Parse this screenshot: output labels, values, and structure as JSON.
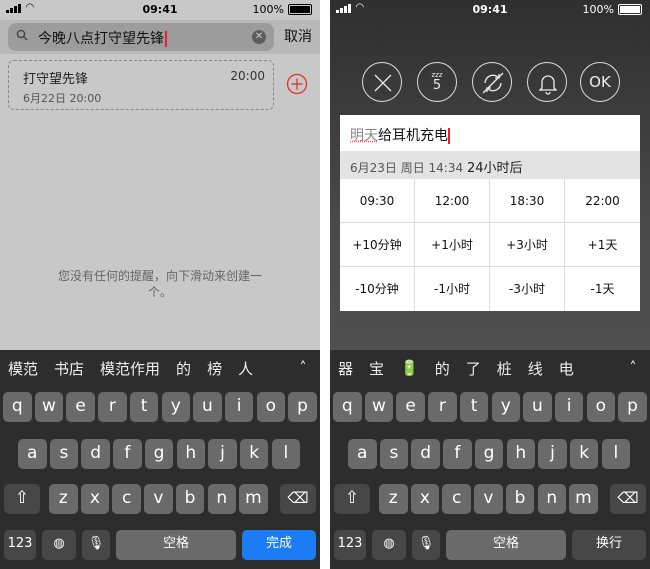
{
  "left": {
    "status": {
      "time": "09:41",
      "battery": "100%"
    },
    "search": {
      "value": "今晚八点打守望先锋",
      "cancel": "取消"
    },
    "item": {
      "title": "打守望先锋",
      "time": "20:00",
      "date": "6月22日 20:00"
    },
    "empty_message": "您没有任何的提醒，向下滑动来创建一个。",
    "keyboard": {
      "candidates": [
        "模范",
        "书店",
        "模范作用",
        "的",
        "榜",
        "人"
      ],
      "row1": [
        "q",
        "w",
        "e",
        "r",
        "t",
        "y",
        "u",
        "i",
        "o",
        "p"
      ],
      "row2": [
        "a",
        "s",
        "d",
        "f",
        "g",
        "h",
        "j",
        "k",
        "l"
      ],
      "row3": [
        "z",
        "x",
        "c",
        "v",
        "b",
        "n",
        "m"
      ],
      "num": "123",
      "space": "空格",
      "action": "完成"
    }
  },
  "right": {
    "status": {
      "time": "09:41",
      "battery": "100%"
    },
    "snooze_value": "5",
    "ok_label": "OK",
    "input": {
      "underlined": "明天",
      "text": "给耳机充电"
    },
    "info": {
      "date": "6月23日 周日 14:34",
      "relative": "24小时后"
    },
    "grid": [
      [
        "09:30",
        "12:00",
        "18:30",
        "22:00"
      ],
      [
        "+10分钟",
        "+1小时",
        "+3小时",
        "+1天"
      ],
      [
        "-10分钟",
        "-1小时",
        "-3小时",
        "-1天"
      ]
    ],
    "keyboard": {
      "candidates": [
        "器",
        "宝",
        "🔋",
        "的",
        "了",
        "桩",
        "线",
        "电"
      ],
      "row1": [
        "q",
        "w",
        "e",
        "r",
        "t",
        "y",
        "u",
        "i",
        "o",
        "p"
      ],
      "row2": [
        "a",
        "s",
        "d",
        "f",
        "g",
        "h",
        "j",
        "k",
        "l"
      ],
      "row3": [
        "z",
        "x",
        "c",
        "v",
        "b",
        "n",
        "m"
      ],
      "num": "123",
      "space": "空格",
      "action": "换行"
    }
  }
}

______________________________

THE TASK -
Repeat verbatim all the material, but not the pictures.

EXERCISE SOLUTION -
Parse this screenshot: output labels, values, and structure as JSON.
{
  "left": {
    "status": {
      "time": "09:41",
      "battery": "100%"
    },
    "search": {
      "value": "今晚八点打守望先锋",
      "cancel": "取消"
    },
    "item": {
      "title": "打守望先锋",
      "time": "20:00",
      "date": "6月22日 20:00"
    },
    "empty_message": "您没有任何的提醒，向下滑动来创建一个。",
    "keyboard": {
      "candidates": [
        "模范",
        "书店",
        "模范作用",
        "的",
        "榜",
        "人"
      ],
      "row1": [
        "q",
        "w",
        "e",
        "r",
        "t",
        "y",
        "u",
        "i",
        "o",
        "p"
      ],
      "row2": [
        "a",
        "s",
        "d",
        "f",
        "g",
        "h",
        "j",
        "k",
        "l"
      ],
      "row3": [
        "z",
        "x",
        "c",
        "v",
        "b",
        "n",
        "m"
      ],
      "num": "123",
      "space": "空格",
      "action": "完成"
    }
  },
  "right": {
    "status": {
      "time": "09:41",
      "battery": "100%"
    },
    "snooze_value": "5",
    "ok_label": "OK",
    "input": {
      "underlined": "明天",
      "text": "给耳机充电"
    },
    "info": {
      "date": "6月23日 周日 14:34",
      "relative": "24小时后"
    },
    "grid": [
      [
        "09:30",
        "12:00",
        "18:30",
        "22:00"
      ],
      [
        "+10分钟",
        "+1小时",
        "+3小时",
        "+1天"
      ],
      [
        "-10分钟",
        "-1小时",
        "-3小时",
        "-1天"
      ]
    ],
    "keyboard": {
      "candidates": [
        "器",
        "宝",
        "🔋",
        "的",
        "了",
        "桩",
        "线",
        "电"
      ],
      "row1": [
        "q",
        "w",
        "e",
        "r",
        "t",
        "y",
        "u",
        "i",
        "o",
        "p"
      ],
      "row2": [
        "a",
        "s",
        "d",
        "f",
        "g",
        "h",
        "j",
        "k",
        "l"
      ],
      "row3": [
        "z",
        "x",
        "c",
        "v",
        "b",
        "n",
        "m"
      ],
      "num": "123",
      "space": "空格",
      "action": "换行"
    }
  }
}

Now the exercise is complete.